Exactly repeat the line that contains "Read all visible content and emit it as JSON.", then every line after it up to and including the final line.

[Stored entries]
>> start

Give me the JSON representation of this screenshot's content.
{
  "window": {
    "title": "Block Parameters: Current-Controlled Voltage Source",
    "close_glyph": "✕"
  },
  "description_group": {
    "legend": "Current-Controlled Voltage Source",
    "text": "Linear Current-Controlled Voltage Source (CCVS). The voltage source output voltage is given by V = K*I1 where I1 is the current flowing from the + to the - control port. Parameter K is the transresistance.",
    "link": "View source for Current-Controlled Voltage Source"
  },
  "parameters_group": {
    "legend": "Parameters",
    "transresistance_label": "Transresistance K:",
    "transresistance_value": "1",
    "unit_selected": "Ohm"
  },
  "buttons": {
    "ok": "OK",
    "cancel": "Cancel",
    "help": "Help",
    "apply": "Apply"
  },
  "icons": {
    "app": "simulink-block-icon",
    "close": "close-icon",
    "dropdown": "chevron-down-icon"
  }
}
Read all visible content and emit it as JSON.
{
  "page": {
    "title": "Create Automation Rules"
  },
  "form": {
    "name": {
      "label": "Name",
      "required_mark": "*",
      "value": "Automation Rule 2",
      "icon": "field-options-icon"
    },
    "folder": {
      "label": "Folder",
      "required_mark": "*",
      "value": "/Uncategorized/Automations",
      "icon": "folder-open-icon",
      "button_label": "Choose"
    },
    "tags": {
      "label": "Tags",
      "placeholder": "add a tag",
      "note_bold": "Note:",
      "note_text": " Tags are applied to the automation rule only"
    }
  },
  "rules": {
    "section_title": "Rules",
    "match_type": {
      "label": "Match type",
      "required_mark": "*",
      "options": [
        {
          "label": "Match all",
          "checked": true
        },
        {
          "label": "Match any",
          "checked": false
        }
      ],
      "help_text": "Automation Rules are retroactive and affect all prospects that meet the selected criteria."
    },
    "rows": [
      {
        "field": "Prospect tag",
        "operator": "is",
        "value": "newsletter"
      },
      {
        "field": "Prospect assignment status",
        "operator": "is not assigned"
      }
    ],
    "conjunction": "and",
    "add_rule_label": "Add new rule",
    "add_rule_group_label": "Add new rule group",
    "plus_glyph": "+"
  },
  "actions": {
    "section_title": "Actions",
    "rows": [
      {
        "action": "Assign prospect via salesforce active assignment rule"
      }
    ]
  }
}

>> end

__RESULT FOR THIS EXERCISE__
Read all visible content and emit it as JSON.
{
  "page": {
    "title": "Create Automation Rules"
  },
  "form": {
    "name": {
      "label": "Name",
      "required_mark": "*",
      "value": "Automation Rule 2",
      "icon": "field-options-icon"
    },
    "folder": {
      "label": "Folder",
      "required_mark": "*",
      "value": "/Uncategorized/Automations",
      "icon": "folder-open-icon",
      "button_label": "Choose"
    },
    "tags": {
      "label": "Tags",
      "placeholder": "add a tag",
      "note_bold": "Note:",
      "note_text": " Tags are applied to the automation rule only"
    }
  },
  "rules": {
    "section_title": "Rules",
    "match_type": {
      "label": "Match type",
      "required_mark": "*",
      "options": [
        {
          "label": "Match all",
          "checked": true
        },
        {
          "label": "Match any",
          "checked": false
        }
      ],
      "help_text": "Automation Rules are retroactive and affect all prospects that meet the selected criteria."
    },
    "rows": [
      {
        "field": "Prospect tag",
        "operator": "is",
        "value": "newsletter"
      },
      {
        "field": "Prospect assignment status",
        "operator": "is not assigned"
      }
    ],
    "conjunction": "and",
    "add_rule_label": "Add new rule",
    "add_rule_group_label": "Add new rule group",
    "plus_glyph": "+"
  },
  "actions": {
    "section_title": "Actions",
    "rows": [
      {
        "action": "Assign prospect via salesforce active assignment rule"
      }
    ]
  }
}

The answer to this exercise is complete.